TASK OBJECTIVE ->
Return all the lines below in which the string "mais" appears.
━━ INFORMATION SUPPLIED ━━
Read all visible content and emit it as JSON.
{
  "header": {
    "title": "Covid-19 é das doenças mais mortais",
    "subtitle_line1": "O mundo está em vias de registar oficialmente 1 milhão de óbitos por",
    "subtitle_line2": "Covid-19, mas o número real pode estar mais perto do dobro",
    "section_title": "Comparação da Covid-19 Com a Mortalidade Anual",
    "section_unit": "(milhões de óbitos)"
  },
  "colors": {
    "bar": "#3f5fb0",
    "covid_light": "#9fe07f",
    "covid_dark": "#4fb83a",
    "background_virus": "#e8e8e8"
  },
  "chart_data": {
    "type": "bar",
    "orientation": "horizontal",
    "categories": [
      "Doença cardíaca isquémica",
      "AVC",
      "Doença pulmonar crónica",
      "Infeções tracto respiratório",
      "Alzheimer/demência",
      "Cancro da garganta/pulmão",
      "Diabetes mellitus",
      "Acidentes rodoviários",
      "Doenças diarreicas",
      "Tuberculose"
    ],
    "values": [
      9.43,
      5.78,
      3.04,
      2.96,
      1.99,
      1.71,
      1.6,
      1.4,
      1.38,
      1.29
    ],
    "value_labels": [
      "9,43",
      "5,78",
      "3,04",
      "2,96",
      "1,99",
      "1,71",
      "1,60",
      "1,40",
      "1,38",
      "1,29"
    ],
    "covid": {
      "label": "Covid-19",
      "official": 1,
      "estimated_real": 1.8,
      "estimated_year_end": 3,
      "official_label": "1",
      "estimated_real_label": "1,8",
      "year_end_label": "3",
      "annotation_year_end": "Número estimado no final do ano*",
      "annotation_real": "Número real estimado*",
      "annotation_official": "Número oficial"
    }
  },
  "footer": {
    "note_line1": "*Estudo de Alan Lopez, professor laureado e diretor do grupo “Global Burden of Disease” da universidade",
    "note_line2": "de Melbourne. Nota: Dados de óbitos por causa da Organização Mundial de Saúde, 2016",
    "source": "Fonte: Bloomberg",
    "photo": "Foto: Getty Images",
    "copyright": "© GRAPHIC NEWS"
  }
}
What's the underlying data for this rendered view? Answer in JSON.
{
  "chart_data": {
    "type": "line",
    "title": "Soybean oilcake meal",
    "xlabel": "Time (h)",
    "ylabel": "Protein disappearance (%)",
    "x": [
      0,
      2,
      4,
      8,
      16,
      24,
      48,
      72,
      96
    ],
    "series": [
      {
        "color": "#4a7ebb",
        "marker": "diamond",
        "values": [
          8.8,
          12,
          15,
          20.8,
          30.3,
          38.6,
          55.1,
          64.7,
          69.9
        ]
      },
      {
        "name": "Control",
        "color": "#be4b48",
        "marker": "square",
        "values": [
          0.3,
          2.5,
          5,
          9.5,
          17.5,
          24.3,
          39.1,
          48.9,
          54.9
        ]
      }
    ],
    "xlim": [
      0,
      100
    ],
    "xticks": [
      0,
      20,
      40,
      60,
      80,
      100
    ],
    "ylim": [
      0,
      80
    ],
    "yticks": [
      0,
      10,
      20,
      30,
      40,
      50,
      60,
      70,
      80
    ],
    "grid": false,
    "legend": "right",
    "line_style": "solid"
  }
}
━━━
EXERCISE SOLUTION ->
    "title": "Covid-19 é das doenças mais mortais",
    "subtitle_line2": "Covid-19, mas o número real pode estar mais perto do dobro",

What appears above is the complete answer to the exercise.